RECORDS SUPPLIED
* BEGIN *

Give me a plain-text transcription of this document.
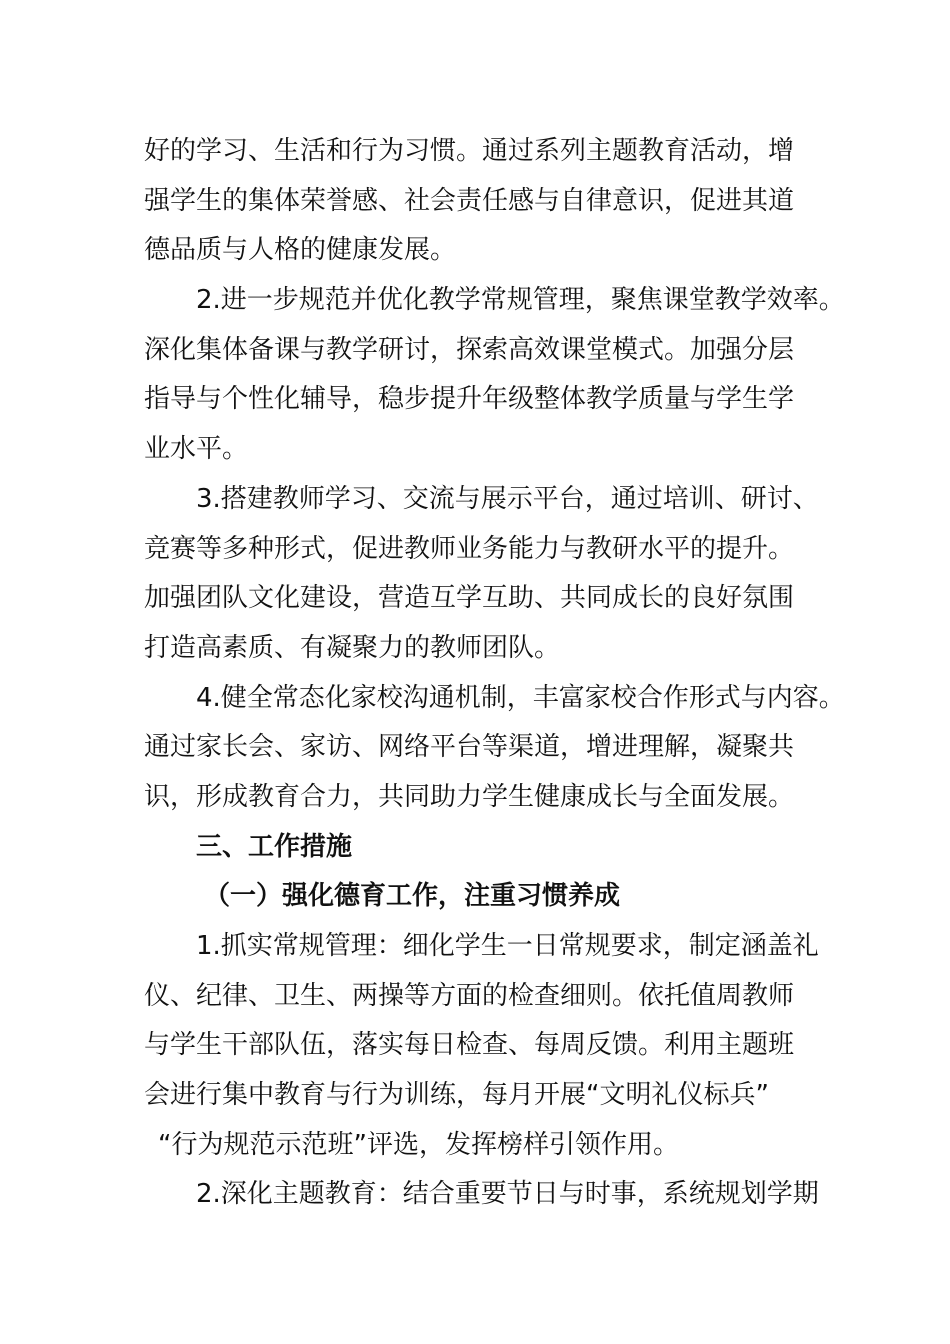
好的学习、生活和行为习惯。通过系列主题教育活动，增
强学生的集体荣誉感、社会责任感与自律意识，促进其道
德品质与人格的健康发展。
2.进一步规范并优化教学常规管理，聚焦课堂教学效率。
深化集体备课与教学研讨，探索高效课堂模式。加强分层
指导与个性化辅导，稳步提升年级整体教学质量与学生学
业水平。
3.搭建教师学习、交流与展示平台，通过培训、研讨、
竞赛等多种形式，促进教师业务能力与教研水平的提升。
加强团队文化建设，营造互学互助、共同成长的良好氛围
打造高素质、有凝聚力的教师团队。
4.健全常态化家校沟通机制，丰富家校合作形式与内容。
通过家长会、家访、网络平台等渠道，增进理解，凝聚共
识，形成教育合力，共同助力学生健康成长与全面发展。
三、工作措施
（一）强化德育工作，注重习惯养成
1.抓实常规管理：细化学生一日常规要求，制定涵盖礼
仪、纪律、卫生、两操等方面的检查细则。依托值周教师
与学生干部队伍，落实每日检查、每周反馈。利用主题班
会进行集中教育与行为训练，每月开展“文明礼仪标兵”
“行为规范示范班”评选，发挥榜样引领作用。
2.深化主题教育：结合重要节日与时事，系统规划学期
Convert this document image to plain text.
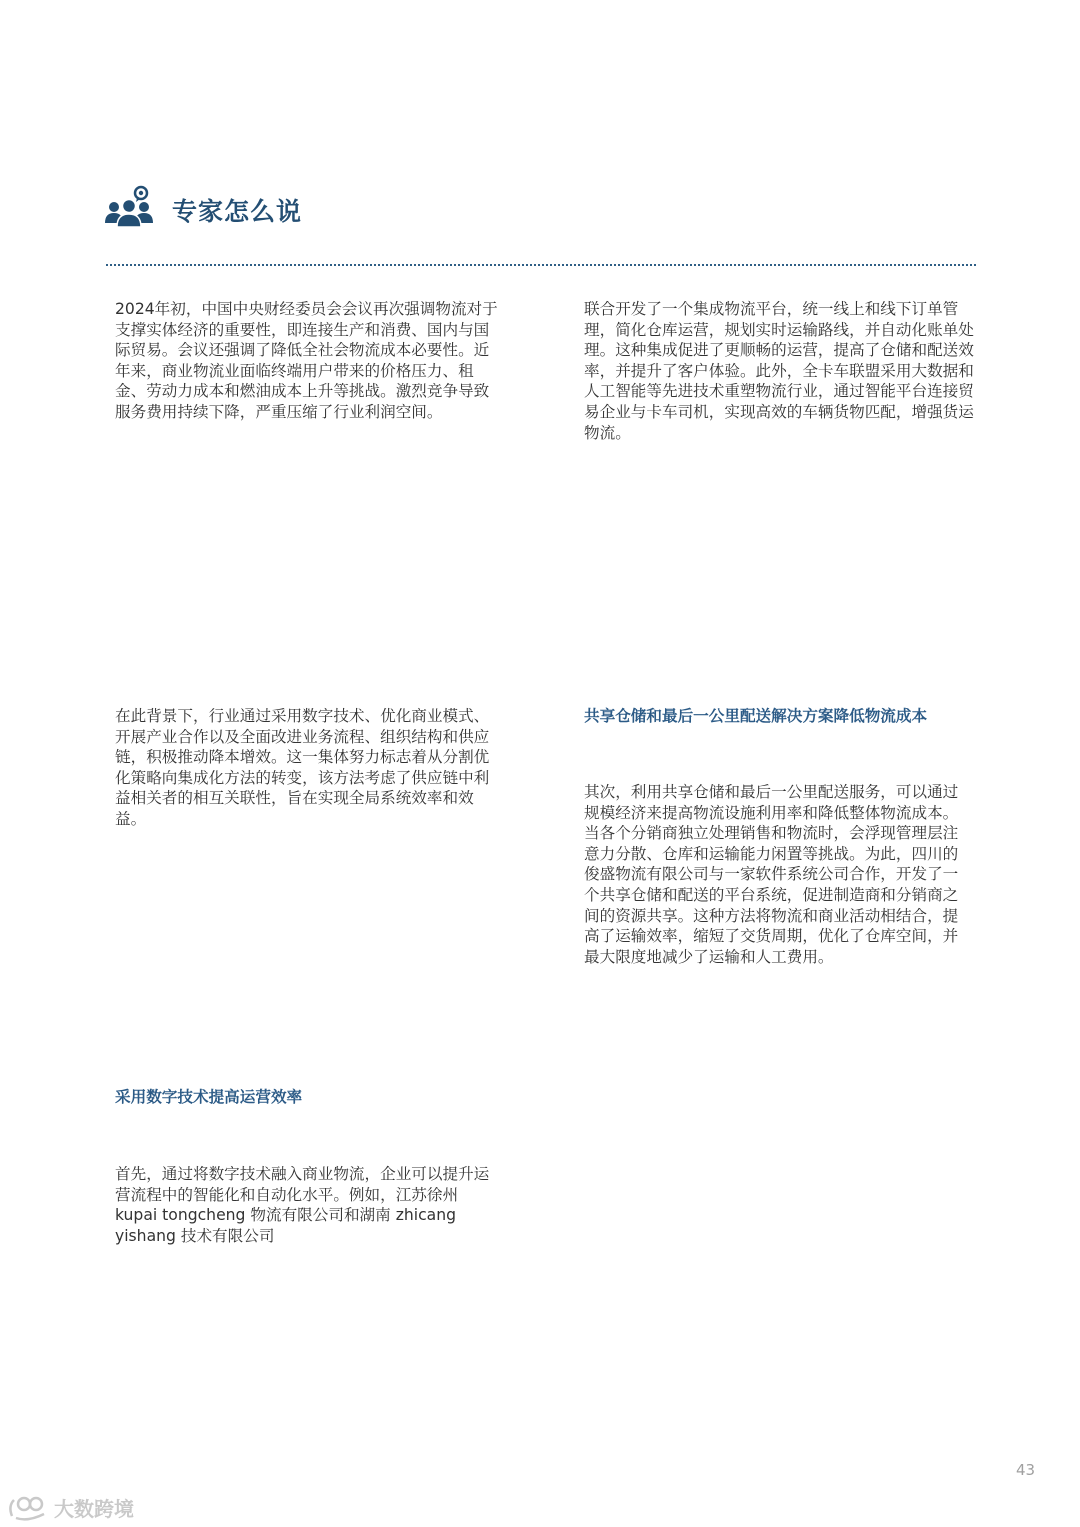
专家怎么说

2024年初，中国中央财经委员会会议再次强调物流对于支撑实体经济的重要性，即连接生产和消费、国内与国际贸易。会议还强调了降低全社会物流成本必要性。近年来，商业物流业面临终端用户带来的价格压力、租金、劳动力成本和燃油成本上升等挑战。激烈竞争导致服务费用持续下降，严重压缩了行业利润空间。

在此背景下，行业通过采用数字技术、优化商业模式、开展产业合作以及全面改进业务流程、组织结构和供应链，积极推动降本增效。这一集体努力标志着从分割优化策略向集成化方法的转变，该方法考虑了供应链中利益相关者的相互关联性，旨在实现全局系统效率和效益。

采用数字技术提高运营效率

首先，通过将数字技术融入商业物流，企业可以提升运营流程中的智能化和自动化水平。例如，江苏徐州 kupai tongcheng 物流有限公司和湖南 zhicang yishang 技术有限公司

联合开发了一个集成物流平台，统一线上和线下订单管理，简化仓库运营，规划实时运输路线，并自动化账单处理。这种集成促进了更顺畅的运营，提高了仓储和配送效率，并提升了客户体验。此外，全卡车联盟采用大数据和人工智能等先进技术重塑物流行业，通过智能平台连接贸易企业与卡车司机，实现高效的车辆货物匹配，增强货运物流。

共享仓储和最后一公里配送解决方案降低物流成本

其次，利用共享仓储和最后一公里配送服务，可以通过规模经济来提高物流设施利用率和降低整体物流成本。当各个分销商独立处理销售和物流时，会浮现管理层注意力分散、仓库和运输能力闲置等挑战。为此，四川的俊盛物流有限公司与一家软件系统公司合作，开发了一个共享仓储和配送的平台系统，促进制造商和分销商之间的资源共享。这种方法将物流和商业活动相结合，提高了运输效率，缩短了交货周期，优化了仓库空间，并最大限度地减少了运输和人工费用。

43
大数跨境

* END *

Count every line above that holds the word "text", and state the number and nothing more.

2